Stored data:

%%

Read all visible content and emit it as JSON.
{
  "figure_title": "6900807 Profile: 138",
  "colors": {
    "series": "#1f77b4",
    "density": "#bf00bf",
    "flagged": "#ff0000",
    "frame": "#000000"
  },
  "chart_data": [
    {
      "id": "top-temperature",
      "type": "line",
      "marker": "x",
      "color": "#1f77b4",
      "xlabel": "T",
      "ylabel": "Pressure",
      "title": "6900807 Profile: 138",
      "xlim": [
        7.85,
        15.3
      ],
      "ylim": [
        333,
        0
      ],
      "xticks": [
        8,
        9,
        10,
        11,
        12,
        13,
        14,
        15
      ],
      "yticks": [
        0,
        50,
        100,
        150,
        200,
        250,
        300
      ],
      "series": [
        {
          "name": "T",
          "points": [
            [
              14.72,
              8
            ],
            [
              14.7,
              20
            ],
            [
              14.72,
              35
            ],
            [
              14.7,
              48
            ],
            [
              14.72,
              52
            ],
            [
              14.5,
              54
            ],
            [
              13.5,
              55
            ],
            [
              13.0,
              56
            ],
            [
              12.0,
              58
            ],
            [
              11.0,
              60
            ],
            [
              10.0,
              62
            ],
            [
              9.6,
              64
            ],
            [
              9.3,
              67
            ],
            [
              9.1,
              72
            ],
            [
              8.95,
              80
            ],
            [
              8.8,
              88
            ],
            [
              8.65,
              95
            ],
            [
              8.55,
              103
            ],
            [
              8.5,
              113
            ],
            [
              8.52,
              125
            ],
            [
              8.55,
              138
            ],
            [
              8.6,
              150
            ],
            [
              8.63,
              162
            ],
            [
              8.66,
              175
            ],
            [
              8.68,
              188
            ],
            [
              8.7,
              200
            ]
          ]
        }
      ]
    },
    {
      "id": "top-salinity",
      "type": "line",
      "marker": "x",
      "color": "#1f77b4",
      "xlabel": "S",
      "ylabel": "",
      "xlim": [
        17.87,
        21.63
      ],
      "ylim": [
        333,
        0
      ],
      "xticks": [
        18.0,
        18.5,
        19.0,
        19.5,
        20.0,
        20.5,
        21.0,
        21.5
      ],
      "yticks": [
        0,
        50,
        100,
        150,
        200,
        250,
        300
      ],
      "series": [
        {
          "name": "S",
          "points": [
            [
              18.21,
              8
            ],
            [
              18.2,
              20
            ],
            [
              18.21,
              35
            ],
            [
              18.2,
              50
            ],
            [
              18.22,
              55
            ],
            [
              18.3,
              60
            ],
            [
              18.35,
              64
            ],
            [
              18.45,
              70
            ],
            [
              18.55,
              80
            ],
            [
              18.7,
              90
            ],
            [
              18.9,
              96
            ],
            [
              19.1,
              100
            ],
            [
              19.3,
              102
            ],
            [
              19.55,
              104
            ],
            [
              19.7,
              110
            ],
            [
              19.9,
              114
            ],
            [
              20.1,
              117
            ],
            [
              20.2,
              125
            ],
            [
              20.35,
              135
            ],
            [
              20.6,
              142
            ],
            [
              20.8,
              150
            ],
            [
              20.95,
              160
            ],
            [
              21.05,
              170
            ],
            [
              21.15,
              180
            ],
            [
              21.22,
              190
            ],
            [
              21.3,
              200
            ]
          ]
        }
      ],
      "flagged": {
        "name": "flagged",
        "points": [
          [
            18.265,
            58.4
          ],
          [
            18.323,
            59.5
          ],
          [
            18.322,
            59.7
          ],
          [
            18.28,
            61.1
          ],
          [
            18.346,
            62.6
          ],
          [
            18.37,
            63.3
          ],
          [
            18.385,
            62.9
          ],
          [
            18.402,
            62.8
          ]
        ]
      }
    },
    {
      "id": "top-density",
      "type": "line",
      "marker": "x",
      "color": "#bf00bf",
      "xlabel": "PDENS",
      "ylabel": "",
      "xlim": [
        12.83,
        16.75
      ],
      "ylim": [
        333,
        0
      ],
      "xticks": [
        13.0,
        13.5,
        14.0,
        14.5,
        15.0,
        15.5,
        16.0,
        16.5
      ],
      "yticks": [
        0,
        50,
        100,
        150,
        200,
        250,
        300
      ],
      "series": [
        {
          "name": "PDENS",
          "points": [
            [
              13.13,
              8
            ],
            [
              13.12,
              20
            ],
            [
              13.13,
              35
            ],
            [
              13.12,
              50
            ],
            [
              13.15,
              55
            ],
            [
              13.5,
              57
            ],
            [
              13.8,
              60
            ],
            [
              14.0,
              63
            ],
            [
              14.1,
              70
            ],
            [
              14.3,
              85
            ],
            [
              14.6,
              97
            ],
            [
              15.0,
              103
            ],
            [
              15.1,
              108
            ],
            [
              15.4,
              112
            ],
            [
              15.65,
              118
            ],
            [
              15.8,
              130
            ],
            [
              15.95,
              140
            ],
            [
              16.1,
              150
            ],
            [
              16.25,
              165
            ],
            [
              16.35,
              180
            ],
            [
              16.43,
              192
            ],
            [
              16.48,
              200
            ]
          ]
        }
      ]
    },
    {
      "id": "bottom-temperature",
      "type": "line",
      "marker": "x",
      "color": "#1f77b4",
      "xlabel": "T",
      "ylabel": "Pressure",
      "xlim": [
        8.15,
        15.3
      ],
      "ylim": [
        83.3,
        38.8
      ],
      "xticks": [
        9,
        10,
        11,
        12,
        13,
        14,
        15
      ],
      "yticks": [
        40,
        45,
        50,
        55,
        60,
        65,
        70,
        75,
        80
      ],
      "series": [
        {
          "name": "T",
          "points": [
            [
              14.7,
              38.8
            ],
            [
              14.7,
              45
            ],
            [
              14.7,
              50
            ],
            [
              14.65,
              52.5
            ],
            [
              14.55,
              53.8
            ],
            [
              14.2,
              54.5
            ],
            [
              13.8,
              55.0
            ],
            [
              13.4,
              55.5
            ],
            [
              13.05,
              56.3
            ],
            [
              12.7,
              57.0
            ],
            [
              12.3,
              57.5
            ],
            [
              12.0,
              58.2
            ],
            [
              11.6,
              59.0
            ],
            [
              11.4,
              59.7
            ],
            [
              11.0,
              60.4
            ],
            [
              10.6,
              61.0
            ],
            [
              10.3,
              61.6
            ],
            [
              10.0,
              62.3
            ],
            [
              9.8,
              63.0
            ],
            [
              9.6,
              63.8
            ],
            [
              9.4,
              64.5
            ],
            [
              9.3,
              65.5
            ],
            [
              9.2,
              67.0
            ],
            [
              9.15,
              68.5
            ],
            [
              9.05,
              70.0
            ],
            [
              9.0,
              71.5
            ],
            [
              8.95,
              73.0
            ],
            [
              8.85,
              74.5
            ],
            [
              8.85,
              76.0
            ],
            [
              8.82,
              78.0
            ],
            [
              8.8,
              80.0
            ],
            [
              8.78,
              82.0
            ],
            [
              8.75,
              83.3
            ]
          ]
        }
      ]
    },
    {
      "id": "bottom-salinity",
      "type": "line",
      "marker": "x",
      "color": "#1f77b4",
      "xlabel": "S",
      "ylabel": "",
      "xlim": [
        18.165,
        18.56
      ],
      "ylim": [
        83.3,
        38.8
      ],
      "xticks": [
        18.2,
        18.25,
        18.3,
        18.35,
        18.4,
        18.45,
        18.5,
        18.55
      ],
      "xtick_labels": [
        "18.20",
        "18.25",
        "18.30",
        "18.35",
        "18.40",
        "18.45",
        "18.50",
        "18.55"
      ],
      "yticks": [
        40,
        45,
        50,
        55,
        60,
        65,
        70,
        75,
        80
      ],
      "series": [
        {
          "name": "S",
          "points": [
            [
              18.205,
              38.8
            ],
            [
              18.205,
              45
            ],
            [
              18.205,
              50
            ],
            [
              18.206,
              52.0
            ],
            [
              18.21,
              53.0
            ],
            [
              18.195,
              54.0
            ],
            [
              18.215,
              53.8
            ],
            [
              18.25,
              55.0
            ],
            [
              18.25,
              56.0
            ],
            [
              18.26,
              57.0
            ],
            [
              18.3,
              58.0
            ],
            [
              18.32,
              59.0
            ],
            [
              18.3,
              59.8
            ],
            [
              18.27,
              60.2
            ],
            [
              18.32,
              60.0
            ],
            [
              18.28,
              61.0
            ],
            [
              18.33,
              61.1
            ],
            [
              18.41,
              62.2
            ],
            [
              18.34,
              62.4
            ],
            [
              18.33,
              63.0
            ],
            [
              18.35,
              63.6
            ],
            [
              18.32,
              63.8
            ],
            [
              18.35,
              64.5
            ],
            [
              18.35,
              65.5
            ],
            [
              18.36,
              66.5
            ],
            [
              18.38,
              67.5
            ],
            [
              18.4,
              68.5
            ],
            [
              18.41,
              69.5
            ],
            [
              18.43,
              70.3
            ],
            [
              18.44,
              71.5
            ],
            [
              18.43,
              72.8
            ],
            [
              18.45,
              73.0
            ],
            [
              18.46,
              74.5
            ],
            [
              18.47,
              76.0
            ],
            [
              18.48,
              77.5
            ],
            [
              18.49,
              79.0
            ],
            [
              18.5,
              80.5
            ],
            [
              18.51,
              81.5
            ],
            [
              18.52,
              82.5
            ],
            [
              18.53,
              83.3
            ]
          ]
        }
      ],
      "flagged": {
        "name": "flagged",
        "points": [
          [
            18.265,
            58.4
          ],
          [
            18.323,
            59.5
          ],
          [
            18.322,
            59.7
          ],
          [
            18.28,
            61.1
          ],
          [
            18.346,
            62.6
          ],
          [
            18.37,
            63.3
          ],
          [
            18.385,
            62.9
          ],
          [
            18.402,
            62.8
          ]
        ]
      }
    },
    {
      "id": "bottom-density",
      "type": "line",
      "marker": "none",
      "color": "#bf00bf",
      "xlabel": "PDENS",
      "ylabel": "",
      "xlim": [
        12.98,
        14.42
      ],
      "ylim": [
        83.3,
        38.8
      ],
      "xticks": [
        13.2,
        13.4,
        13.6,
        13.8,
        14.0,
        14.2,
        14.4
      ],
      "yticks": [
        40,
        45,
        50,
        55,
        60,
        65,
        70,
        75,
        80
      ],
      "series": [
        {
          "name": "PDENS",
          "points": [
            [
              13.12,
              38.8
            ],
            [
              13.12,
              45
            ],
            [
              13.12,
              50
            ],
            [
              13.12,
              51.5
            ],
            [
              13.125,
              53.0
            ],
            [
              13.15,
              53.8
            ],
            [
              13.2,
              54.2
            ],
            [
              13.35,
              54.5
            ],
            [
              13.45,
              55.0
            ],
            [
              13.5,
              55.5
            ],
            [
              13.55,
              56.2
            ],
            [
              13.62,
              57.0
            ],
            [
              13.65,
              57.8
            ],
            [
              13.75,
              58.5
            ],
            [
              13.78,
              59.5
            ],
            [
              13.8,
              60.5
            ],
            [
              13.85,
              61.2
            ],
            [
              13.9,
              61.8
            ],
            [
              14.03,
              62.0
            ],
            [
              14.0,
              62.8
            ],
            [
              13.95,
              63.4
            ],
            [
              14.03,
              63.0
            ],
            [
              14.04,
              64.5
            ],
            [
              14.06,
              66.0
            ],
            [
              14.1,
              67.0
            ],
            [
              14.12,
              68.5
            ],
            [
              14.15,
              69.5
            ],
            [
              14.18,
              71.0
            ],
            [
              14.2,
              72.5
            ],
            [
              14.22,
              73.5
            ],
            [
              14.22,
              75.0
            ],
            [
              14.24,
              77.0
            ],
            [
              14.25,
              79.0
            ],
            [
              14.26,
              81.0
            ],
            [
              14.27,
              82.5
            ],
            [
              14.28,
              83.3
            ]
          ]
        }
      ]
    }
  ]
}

%%

- THE TASK: Look through the lines above and collect those with the word "density".

- EXERCISE RESULT:
    "density": "#bf00bf",
      "id": "top-density",
      "id": "bottom-density",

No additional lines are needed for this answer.